(Quoted passage)
Graduating from Homeschool High School

One thing that is really hard to understand about homeschooling, especially for those pulling out of public school, is that your school district does not graduate your child. You are now your child’s school administrator and you will declare your child a high school graduate.

Some states give requirements for what a high school student must complete, things like 4 credits of English, 3 credits of science, etc. One credit is basically the equivalent of a full school-year course. A half credit would be a one semester course. Not every state will give you these guidelines, and even if they do, my aim isn’t the lowest possible amount of schooling to “finish.” If you use this full curriculum, you’ll do four years of things like science and math and not the minimum required. Either your child is going to college so you want to impress the best you can with a full course load, or this is your child’s last official schooling, so why not learn as much as possible?

Whether your state gives specific high school requirements or not, you are still your child’s school administrator, and you will decide when your child graduates. You must follow your state’s laws, but you have all of the authority to issue a transcript and a diploma. You can create a diploma or send off for one from a company that creates them.

There are still some places that don’t recognize homeschool diplomas. The HSLDA recently stepped in for a student whose college was requiring he take the GED. The school accepted the diploma without the test. You may run into ignorance out there. But from a legal standpoint, you are your school official and your records and transcript are official. You don’t need accreditation. All public schools aren’t even accredited. There won’t be any check box on the college application about whether you came from an accredited school.

I am going to give you some links to read more. I wanted to point out that I posted a blank transcript on the high school page. It’s a Word document so you can edit it. I also posted a sample transcript from Lee Binz.

Long post…I’ll write more this week about credits, records, and transcripts. Hope this helps. I’ll try to give you the best info I have from my research of all this. Here are the links.
(End Quoted passage)
(Record set)
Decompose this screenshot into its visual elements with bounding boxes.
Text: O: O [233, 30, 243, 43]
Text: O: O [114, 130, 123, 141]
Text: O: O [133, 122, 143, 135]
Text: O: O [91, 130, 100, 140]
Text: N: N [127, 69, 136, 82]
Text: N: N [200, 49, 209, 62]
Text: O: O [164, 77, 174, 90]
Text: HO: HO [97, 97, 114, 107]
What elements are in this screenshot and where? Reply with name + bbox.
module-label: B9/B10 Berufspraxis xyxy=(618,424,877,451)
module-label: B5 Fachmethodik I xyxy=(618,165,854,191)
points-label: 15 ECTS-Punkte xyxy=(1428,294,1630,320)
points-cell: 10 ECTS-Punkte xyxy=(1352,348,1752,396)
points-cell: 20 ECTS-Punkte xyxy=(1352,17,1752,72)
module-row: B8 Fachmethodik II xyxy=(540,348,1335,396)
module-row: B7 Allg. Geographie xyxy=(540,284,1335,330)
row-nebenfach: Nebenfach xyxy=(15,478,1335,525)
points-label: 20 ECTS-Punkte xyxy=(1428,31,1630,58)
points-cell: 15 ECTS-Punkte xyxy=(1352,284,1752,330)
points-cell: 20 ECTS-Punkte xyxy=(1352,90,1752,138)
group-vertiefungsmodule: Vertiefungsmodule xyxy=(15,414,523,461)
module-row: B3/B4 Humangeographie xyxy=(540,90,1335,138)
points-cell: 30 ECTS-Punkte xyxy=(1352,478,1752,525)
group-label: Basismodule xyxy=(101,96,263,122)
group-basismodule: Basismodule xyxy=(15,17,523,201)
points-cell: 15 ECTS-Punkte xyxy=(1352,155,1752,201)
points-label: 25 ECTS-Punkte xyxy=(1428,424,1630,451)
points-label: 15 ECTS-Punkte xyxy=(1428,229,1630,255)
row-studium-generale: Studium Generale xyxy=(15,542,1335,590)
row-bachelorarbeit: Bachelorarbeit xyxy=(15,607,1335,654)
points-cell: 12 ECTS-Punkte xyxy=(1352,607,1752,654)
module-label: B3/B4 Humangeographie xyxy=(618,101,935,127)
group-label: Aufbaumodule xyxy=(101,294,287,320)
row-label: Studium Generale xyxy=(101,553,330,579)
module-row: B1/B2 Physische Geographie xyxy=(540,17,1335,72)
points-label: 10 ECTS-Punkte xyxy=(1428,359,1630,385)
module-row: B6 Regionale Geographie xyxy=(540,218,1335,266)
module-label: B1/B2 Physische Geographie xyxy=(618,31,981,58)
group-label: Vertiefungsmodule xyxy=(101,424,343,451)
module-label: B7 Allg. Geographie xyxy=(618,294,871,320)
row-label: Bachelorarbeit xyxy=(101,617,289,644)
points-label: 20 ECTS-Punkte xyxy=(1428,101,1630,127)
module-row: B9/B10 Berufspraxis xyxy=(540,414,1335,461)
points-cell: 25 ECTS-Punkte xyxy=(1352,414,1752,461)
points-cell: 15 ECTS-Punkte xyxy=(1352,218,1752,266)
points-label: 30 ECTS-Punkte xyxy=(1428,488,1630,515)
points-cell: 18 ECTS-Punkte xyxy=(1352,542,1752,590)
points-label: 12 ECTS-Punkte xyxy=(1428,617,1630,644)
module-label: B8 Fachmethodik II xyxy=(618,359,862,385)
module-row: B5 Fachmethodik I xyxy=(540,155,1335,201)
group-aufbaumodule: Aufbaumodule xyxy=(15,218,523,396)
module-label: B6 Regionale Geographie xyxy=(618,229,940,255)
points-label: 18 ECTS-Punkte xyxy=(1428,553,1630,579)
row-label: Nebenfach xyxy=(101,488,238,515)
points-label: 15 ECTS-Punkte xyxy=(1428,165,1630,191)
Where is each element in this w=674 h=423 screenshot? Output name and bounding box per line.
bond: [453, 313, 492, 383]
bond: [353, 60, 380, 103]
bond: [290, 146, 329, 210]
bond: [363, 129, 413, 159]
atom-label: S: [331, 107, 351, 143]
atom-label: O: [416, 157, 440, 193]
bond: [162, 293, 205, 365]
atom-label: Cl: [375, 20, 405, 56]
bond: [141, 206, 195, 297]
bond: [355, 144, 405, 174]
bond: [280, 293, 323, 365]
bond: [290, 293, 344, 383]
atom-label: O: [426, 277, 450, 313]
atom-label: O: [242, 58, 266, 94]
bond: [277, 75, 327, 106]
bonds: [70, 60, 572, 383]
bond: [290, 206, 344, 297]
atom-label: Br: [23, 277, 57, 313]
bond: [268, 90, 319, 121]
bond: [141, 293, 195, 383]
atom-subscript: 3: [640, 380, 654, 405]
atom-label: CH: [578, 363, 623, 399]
(End Record set)
**Work to complete**
[1] Answer the following about the text on graduating from homeschool high school:
(a) What is one credit roughly equivalent to?
(b) What did the college require of the student whom the HSLDA assisted?
(c) In what file format is the blank transcript on the high school page?
[2] Pick up the text on graduating from homeschool high school after its final sentence and carry it forward.

**Results of the exercise**
[1]
(a) A full school-year course.
(b) It required him to take the GED. The school then accepted his diploma without the test.
(c) A Word document, so it can be edited.

[2]
http://a2zhomeschooling.com/teens/graduation_done_yet_homeschooling/

http://donnayoung.org/forms/help/high-school-requirements.htm

8 thoughts on “Graduating from Homeschool High School

  1. aliveNChrist April 17, 2013 / 7:26 pm

    Thanks for the information. I thought you might like to see what a friend sent to me today. It looks like “change” is on the way. It is sad and scary what they are doing in the public schools. It makes me wonder how the face of homeschooling will change. My family will continue with what God has called us to do, come what may. http://www.glennbeck.com/2013/03/08/they%E2%80%99re-teaching-what-in-texas-schools/

    • dayamonay June 5, 2013 / 9:37 pm

      The man speaking is absolutely wrong about Common Core. As a certified teacher, who by the way worked in only the second school district to ever lose accreditation in America, I would like to let you know that the best colleges don’t look at test scores or grades. My assistant principle talked to several universities while we were unaccredited. Top schools use interviews. The test scores are for scholarship purposes because those schools are generally so expensive.

      By the way, thanks for this wonderful resource. It had to be a lot of work to compile!

      • dayamonay June 5, 2013 / 9:39 pm

        Oh and BTW, many teachers don’t really like Common Core either. Most of us try to personalize the education for the students in our classrooms as much as possible. Standards don’t allow that and they force us to teach to the bottom. I think that homeschooling can be a wonderful experience and am thinking about homeschooling my own son.

  2. Kerry April 20, 2013 / 4:43 pm

    LetsHomeschoolHighschool.com has free transcript templates for download AND free diploma templates too!

  3. Kristy Davis May 11, 2015 / 4:32 pm

    Is this program fully accredited for the state of Virginia or is it non-accredited?